Data entries
/---

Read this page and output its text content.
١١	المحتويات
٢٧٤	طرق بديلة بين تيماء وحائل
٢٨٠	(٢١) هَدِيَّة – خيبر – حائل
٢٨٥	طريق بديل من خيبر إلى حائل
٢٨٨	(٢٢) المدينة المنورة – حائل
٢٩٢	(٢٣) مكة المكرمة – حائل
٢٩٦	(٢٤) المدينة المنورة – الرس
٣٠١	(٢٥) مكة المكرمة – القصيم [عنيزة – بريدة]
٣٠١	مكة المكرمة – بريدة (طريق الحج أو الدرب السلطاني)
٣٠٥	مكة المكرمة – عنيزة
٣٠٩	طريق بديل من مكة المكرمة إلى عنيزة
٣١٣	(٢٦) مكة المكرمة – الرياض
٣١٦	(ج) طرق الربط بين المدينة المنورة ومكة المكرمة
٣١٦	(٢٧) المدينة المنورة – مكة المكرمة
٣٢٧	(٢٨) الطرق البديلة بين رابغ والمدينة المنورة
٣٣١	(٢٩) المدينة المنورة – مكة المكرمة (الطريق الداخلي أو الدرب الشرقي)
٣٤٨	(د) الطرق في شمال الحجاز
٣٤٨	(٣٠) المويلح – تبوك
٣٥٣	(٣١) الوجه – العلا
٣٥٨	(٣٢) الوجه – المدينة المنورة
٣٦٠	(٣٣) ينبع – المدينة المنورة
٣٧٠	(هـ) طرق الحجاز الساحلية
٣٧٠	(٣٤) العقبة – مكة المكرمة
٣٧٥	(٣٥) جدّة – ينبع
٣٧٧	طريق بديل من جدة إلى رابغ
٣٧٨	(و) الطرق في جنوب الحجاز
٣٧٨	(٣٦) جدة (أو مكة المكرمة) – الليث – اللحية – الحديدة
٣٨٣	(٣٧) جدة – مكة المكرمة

\---

What is asked> From the preceding material, extract every line exactly.

Completed exercise>
Read this page and output its text content.
١١	المحتويات
٢٧٤	طرق بديلة بين تيماء وحائل
٢٨٠	(٢١) هَدِيَّة – خيبر – حائل
٢٨٥	طريق بديل من خيبر إلى حائل
٢٨٨	(٢٢) المدينة المنورة – حائل
٢٩٢	(٢٣) مكة المكرمة – حائل
٢٩٦	(٢٤) المدينة المنورة – الرس
٣٠١	(٢٥) مكة المكرمة – القصيم [عنيزة – بريدة]
٣٠١	مكة المكرمة – بريدة (طريق الحج أو الدرب السلطاني)
٣٠٥	مكة المكرمة – عنيزة
٣٠٩	طريق بديل من مكة المكرمة إلى عنيزة
٣١٣	(٢٦) مكة المكرمة – الرياض
٣١٦	(ج) طرق الربط بين المدينة المنورة ومكة المكرمة
٣١٦	(٢٧) المدينة المنورة – مكة المكرمة
٣٢٧	(٢٨) الطرق البديلة بين رابغ والمدينة المنورة
٣٣١	(٢٩) المدينة المنورة – مكة المكرمة (الطريق الداخلي أو الدرب الشرقي)
٣٤٨	(د) الطرق في شمال الحجاز
٣٤٨	(٣٠) المويلح – تبوك
٣٥٣	(٣١) الوجه – العلا
٣٥٨	(٣٢) الوجه – المدينة المنورة
٣٦٠	(٣٣) ينبع – المدينة المنورة
٣٧٠	(هـ) طرق الحجاز الساحلية
٣٧٠	(٣٤) العقبة – مكة المكرمة
٣٧٥	(٣٥) جدّة – ينبع
٣٧٧	طريق بديل من جدة إلى رابغ
٣٧٨	(و) الطرق في جنوب الحجاز
٣٧٨	(٣٦) جدة (أو مكة المكرمة) – الليث – اللحية – الحديدة
٣٨٣	(٣٧) جدة – مكة المكرمة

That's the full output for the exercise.